■ Material for the task ■
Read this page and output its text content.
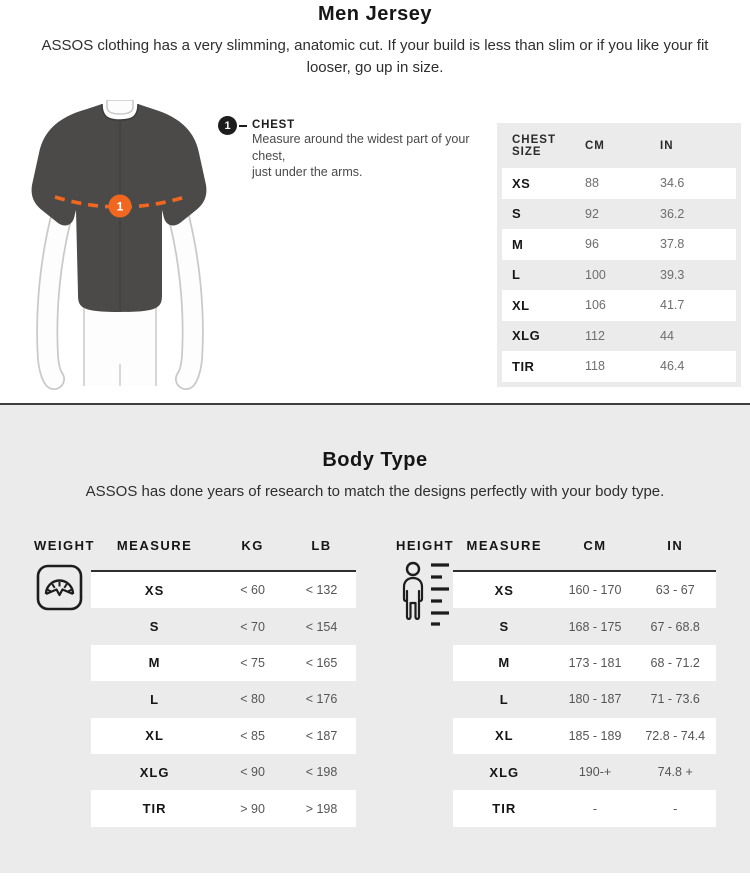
Men Jersey

ASSOS clothing has a very slimming, anatomic cut. If your build is less than slim or if you like your fit looser, go up in size.

1
1	CHEST
Measure around the widest part of your chest,
just under the arms.
CHEST SIZE	CM	IN
XS	88	34.6
S	92	36.2
M	96	37.8
L	100	39.3
XL	106	41.7
XLG	112	44
TIR	118	46.4
Body Type

ASSOS has done years of research to match the designs perfectly with your body type.

WEIGHT	MEASURE	KG	LB
XS	< 60	< 132
S	< 70	< 154
M	< 75	< 165
L	< 80	< 176
XL	< 85	< 187
XLG	< 90	< 198
TIR	> 90	> 198
HEIGHT MEASURE	CM	IN
XS	160 - 170	63 - 67
S	168 - 175	67 - 68.8
M	173 - 181	68 - 71.2
L	180 - 187	71 - 73.6
XL	185 - 189	72.8 - 74.4
XLG	190-+	74.8 +
TIR	-	-
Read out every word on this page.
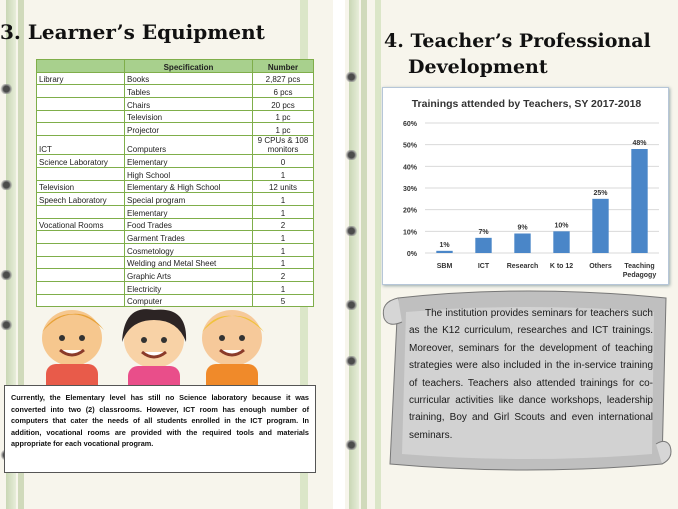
3. Learner’s Equipment
	Specification	Number
Library	Books	2,827 pcs
	Tables	6 pcs
	Chairs	20 pcs
	Television	1 pc
	Projector	1 pc
ICT	Computers	9 CPUs & 108 monitors
Science Laboratory	Elementary	0
	High School	1
Television	Elementary & High School	12 units
Speech Laboratory	Special program	1
	Elementary	1
Vocational Rooms	Food Trades	2
	Garment Trades	1
	Cosmetology	1
	Welding and Metal Sheet	1
	Graphic Arts	2
	Electricity	1
	Computer	5
Currently, the Elementary level has still no Science laboratory because it was converted into two (2) classrooms. However, ICT room has enough number of computers that cater the needs of all students enrolled in the ICT program. In addition, vocational rooms are provided with the required tools and materials appropriate for each vocational program.
4. Teacher’s Professional
Development
Trainings attended by Teachers, SY 2017-2018
0%
10%
20%
30%
40%
50%
60%
1%
SBM
7%
ICT
9%
Research
10%
K to 12
25%
Others
48%
Teaching Pedagogy
The institution provides seminars for teachers such as the K12 curriculum, researches and ICT trainings. Moreover, seminars for the development of teaching strategies were also included in the in-service training of teachers. Teachers also attended trainings for co-curricular activities like dance workshops, leadership training, Boy and Girl Scouts and even international seminars.
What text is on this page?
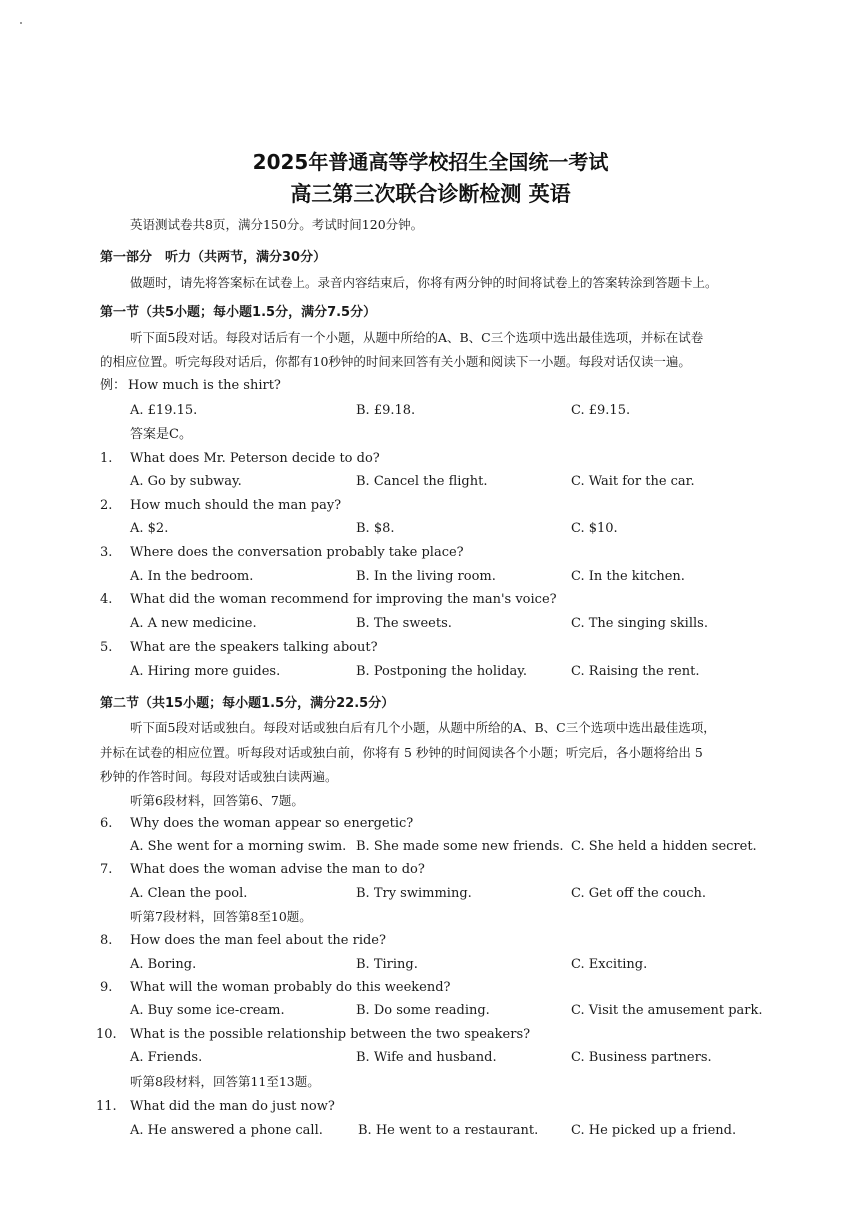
2025年普通高等学校招生全国统一考试
高三第三次联合诊断检测 英语
英语测试卷共8页，满分150分。考试时间120分钟。
第一部分　听力（共两节，满分30分）
做题时，请先将答案标在试卷上。录音内容结束后，你将有两分钟的时间将试卷上的答案转涂到答题卡上。
第一节（共5小题；每小题1.5分，满分7.5分）
听下面5段对话。每段对话后有一个小题，从题中所给的A、B、C三个选项中选出最佳选项，并标在试卷
的相应位置。听完每段对话后，你都有10秒钟的时间来回答有关小题和阅读下一小题。每段对话仅读一遍。
例： How much is the shirt?
A. £19.15.	B. £9.18.	C. £9.15.
答案是C。
1. What does Mr. Peterson decide to do?
A. Go by subway.	B. Cancel the flight.	C. Wait for the car.
2. How much should the man pay?
A. $2.	B. $8.	C. $10.
3. Where does the conversation probably take place?
A. In the bedroom.	B. In the living room.	C. In the kitchen.
4. What did the woman recommend for improving the man's voice?
A. A new medicine.	B. The sweets.	C. The singing skills.
5. What are the speakers talking about?
A. Hiring more guides.	B. Postponing the holiday.	C. Raising the rent.
第二节（共15小题；每小题1.5分，满分22.5分）
听下面5段对话或独白。每段对话或独白后有几个小题，从题中所给的A、B、C三个选项中选出最佳选项，
并标在试卷的相应位置。听每段对话或独白前，你将有 5 秒钟的时间阅读各个小题；听完后，各小题将给出 5
秒钟的作答时间。每段对话或独白读两遍。
听第6段材料，回答第6、7题。
6. Why does the woman appear so energetic?
A. She went for a morning swim. B. She made some new friends. C. She held a hidden secret.
7. What does the woman advise the man to do?
A. Clean the pool.	B. Try swimming.	C. Get off the couch.
听第7段材料，回答第8至10题。
8. How does the man feel about the ride?
A. Boring.	B. Tiring.	C. Exciting.
9. What will the woman probably do this weekend?
A. Buy some ice-cream.	B. Do some reading.	C. Visit the amusement park.
10. What is the possible relationship between the two speakers?
A. Friends.	B. Wife and husband.	C. Business partners.
听第8段材料，回答第11至13题。
11. What did the man do just now?
A. He answered a phone call.	B. He went to a restaurant.	C. He picked up a friend.
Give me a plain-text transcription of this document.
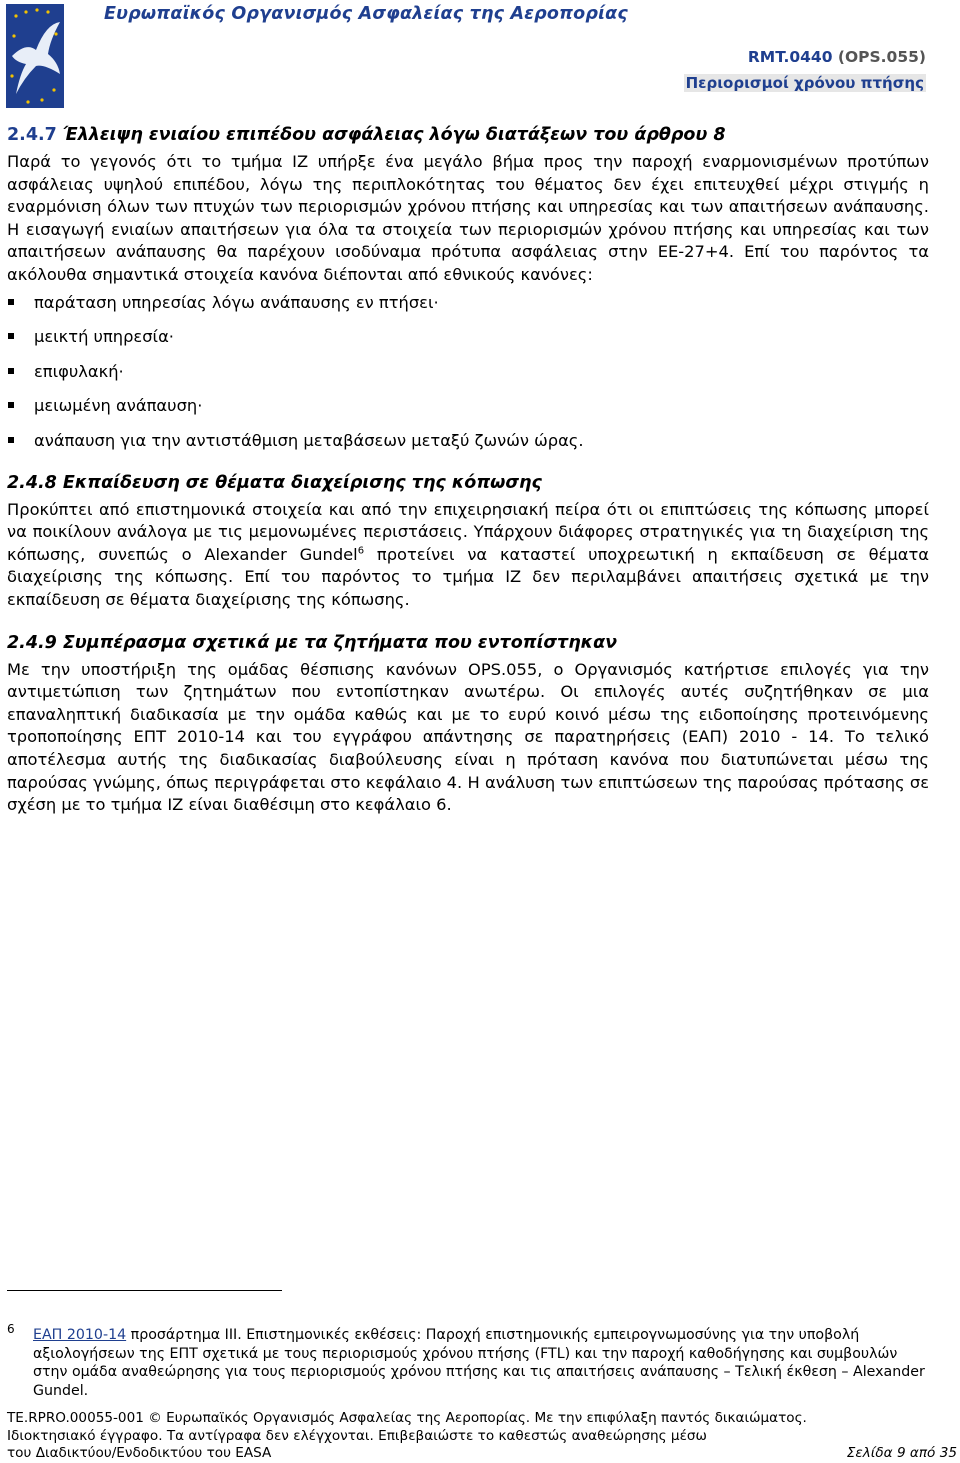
Ευρωπαϊκός Οργανισμός Ασφαλείας της Αεροπορίας

RMT.0440 (OPS.055)

Περιορισμοί χρόνου πτήσης

2.4.7 Έλλειψη ενιαίου επιπέδου ασφάλειας λόγω διατάξεων του άρθρου 8

Παρά το γεγονός ότι το τμήμα ΙΖ υπήρξε ένα μεγάλο βήμα προς την παροχή εναρμονισμένων προτύπων ασφάλειας υψηλού επιπέδου, λόγω της περιπλοκότητας του θέματος δεν έχει επιτευχθεί μέχρι στιγμής η εναρμόνιση όλων των πτυχών των περιορισμών χρόνου πτήσης και υπηρεσίας και των απαιτήσεων ανάπαυσης. Η εισαγωγή ενιαίων απαιτήσεων για όλα τα στοιχεία των περιορισμών χρόνου πτήσης και υπηρεσίας και των απαιτήσεων ανάπαυσης θα παρέχουν ισοδύναμα πρότυπα ασφάλειας στην ΕΕ-27+4. Επί του παρόντος τα ακόλουθα σημαντικά στοιχεία κανόνα διέπονται από εθνικούς κανόνες:

παράταση υπηρεσίας λόγω ανάπαυσης εν πτήσει·
μεικτή υπηρεσία·
επιφυλακή·
μειωμένη ανάπαυση·
ανάπαυση για την αντιστάθμιση μεταβάσεων μεταξύ ζωνών ώρας.
2.4.8 Εκπαίδευση σε θέματα διαχείρισης της κόπωσης

Προκύπτει από επιστημονικά στοιχεία και από την επιχειρησιακή πείρα ότι οι επιπτώσεις της κόπωσης μπορεί να ποικίλουν ανάλογα με τις μεμονωμένες περιστάσεις. Υπάρχουν διάφορες στρατηγικές για τη διαχείριση της κόπωσης, συνεπώς ο Alexander Gundel$^6$ προτείνει να καταστεί υποχρεωτική η εκπαίδευση σε θέματα διαχείρισης της κόπωσης. Επί του παρόντος το τμήμα ΙΖ δεν περιλαμβάνει απαιτήσεις σχετικά με την εκπαίδευση σε θέματα διαχείρισης της κόπωσης.

2.4.9 Συμπέρασμα σχετικά με τα ζητήματα που εντοπίστηκαν

Με την υποστήριξη της ομάδας θέσπισης κανόνων OPS.055, ο Οργανισμός κατήρτισε επιλογές για την αντιμετώπιση των ζητημάτων που εντοπίστηκαν ανωτέρω. Οι επιλογές αυτές συζητήθηκαν σε μια επαναληπτική διαδικασία με την ομάδα καθώς και με το ευρύ κοινό μέσω της ειδοποίησης προτεινόμενης τροποποίησης ΕΠΤ 2010-14 και του εγγράφου απάντησης σε παρατηρήσεις (ΕΑΠ) 2010 - 14. Το τελικό αποτέλεσμα αυτής της διαδικασίας διαβούλευσης είναι η πρόταση κανόνα που διατυπώνεται μέσω της παρούσας γνώμης, όπως περιγράφεται στο κεφάλαιο 4. Η ανάλυση των επιπτώσεων της παρούσας πρότασης σε σχέση με το τμήμα ΙΖ είναι διαθέσιμη στο κεφάλαιο 6.

6 ΕΑΠ 2010-14 προσάρτημα III. Επιστημονικές εκθέσεις: Παροχή επιστημονικής εμπειρογνωμοσύνης για την υποβολή αξιολογήσεων της ΕΠΤ σχετικά με τους περιορισμούς χρόνου πτήσης (FTL) και την παροχή καθοδήγησης και συμβουλών στην ομάδα αναθεώρησης για τους περιορισμούς χρόνου πτήσης και τις απαιτήσεις ανάπαυσης – Τελική έκθεση – Alexander Gundel.

TE.RPRO.00055-001 © Ευρωπαϊκός Οργανισμός Ασφαλείας της Αεροπορίας. Με την επιφύλαξη παντός δικαιώματος.
Ιδιοκτησιακό έγγραφο. Τα αντίγραφα δεν ελέγχονται. Επιβεβαιώστε το καθεστώς αναθεώρησης μέσω
του Διαδικτύου/Ενδοδικτύου του EASA	Σελίδα 9 από 35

■ Do this ■
Each line holding "What" must be found and copied.

■ Result of the exercise ■
What text is on this page?
1. What does Mr. Peterson decide to do?
4. What did the woman recommend for improving the man's voice?
5. What are the speakers talking about?
7. What does the woman advise the man to do?
9. What will the woman probably do this weekend?
10. What is the possible relationship between the two speakers?
11. What did the man do just now?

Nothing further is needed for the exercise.